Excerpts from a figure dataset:
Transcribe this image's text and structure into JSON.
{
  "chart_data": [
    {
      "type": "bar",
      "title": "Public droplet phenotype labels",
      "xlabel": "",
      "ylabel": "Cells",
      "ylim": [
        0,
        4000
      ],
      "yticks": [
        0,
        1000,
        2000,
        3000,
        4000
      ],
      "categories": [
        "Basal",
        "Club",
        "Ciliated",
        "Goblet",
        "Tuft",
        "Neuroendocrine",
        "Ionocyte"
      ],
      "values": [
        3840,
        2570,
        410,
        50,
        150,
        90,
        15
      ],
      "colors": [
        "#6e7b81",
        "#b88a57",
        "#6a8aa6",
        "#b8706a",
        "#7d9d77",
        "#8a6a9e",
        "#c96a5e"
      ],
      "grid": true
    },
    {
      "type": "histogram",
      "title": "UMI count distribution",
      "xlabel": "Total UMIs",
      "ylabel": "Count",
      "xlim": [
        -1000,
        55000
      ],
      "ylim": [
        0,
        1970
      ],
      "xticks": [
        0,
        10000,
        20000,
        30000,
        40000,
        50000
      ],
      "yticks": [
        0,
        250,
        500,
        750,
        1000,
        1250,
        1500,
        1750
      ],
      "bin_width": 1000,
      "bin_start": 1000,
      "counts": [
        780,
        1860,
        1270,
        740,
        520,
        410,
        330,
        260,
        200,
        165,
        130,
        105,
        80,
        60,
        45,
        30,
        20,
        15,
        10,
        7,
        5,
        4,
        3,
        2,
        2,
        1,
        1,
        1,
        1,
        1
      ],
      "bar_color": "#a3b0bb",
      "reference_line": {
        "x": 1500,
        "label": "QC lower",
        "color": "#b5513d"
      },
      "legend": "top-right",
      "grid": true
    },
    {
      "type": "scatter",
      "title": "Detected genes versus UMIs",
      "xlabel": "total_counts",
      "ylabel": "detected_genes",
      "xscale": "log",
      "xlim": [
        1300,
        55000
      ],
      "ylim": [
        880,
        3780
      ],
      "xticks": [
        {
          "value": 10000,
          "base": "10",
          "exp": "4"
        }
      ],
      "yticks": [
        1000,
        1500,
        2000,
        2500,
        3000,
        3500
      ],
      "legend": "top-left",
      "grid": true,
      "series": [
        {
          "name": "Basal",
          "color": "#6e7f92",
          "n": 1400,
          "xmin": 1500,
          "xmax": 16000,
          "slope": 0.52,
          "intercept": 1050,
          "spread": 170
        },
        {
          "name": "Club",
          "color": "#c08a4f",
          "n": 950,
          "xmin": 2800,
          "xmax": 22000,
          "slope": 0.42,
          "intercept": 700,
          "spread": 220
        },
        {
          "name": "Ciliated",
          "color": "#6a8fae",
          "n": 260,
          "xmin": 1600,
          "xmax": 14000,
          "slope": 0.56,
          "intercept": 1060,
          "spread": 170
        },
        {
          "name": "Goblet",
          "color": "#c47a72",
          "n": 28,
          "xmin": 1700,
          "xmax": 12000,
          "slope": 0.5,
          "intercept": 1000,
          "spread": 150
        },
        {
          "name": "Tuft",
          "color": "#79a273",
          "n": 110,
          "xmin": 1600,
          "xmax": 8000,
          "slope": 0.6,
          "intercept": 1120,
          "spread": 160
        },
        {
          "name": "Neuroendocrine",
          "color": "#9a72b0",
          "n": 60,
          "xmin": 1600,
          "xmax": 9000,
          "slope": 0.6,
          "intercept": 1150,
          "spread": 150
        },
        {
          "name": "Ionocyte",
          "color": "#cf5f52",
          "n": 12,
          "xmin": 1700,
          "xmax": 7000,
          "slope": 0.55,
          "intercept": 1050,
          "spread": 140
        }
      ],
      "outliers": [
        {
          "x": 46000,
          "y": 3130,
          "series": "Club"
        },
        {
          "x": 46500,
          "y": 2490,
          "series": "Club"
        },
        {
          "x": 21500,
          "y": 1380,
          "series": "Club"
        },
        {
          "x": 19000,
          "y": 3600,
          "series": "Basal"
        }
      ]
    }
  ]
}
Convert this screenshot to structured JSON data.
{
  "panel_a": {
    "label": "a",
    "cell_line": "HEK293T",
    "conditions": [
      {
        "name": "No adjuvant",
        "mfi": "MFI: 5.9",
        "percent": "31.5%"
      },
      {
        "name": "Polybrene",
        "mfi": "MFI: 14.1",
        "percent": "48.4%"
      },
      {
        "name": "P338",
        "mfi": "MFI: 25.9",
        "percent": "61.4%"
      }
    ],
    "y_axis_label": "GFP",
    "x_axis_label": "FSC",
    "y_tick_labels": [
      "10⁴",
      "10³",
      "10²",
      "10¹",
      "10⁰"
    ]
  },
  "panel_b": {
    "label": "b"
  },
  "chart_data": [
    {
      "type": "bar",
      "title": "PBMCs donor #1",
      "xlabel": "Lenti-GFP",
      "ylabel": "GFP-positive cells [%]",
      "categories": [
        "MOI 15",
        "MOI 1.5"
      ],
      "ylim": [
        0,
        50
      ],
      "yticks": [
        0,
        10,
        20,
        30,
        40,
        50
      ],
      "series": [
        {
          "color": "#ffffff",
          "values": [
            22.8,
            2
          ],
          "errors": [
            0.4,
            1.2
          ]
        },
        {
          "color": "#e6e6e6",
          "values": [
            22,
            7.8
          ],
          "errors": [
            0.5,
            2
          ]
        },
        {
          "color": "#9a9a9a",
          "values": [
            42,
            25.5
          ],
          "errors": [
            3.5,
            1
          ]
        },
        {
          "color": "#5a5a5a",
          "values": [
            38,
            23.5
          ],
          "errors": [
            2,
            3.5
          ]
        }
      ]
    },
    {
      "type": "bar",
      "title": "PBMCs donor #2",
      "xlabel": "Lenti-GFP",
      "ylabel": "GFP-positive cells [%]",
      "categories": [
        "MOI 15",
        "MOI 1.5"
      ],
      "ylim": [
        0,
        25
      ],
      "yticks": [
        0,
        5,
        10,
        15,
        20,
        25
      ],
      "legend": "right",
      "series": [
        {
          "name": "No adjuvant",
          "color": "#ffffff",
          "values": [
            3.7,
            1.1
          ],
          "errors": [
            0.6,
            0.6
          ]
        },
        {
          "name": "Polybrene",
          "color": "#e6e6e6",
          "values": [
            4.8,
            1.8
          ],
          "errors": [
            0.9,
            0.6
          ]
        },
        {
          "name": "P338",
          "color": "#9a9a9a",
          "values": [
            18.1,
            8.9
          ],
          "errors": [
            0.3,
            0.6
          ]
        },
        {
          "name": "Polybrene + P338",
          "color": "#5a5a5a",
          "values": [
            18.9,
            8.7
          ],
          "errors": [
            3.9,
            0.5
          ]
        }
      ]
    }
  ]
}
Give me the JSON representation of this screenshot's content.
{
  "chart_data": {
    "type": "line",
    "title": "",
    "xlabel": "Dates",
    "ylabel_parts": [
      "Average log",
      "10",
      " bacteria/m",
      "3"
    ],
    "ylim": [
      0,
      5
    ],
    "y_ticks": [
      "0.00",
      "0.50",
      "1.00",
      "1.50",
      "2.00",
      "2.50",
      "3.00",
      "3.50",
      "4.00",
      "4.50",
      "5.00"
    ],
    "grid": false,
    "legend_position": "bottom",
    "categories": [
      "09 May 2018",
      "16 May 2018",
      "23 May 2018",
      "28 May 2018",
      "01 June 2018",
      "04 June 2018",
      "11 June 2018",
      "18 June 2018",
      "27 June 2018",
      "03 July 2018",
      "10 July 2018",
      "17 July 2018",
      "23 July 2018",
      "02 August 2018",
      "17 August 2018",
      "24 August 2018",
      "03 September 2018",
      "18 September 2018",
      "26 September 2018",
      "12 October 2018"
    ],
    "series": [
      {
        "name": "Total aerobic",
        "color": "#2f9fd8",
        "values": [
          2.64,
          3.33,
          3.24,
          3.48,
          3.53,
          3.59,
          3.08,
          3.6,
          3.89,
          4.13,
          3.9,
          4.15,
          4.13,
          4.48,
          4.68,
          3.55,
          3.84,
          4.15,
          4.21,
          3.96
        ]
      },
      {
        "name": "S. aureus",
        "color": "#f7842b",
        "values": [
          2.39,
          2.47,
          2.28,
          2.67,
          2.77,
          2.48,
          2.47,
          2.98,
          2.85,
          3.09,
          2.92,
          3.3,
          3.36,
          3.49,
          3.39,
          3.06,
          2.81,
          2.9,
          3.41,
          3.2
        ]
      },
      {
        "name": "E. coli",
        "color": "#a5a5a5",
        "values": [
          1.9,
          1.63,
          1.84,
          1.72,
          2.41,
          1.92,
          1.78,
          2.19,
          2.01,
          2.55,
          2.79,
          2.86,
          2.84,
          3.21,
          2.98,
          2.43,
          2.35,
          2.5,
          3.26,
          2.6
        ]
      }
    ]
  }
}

- [Task goal]:
How many lines in the entries contain the string "intercept"? Give the number only.

- [Exercise answer]:
7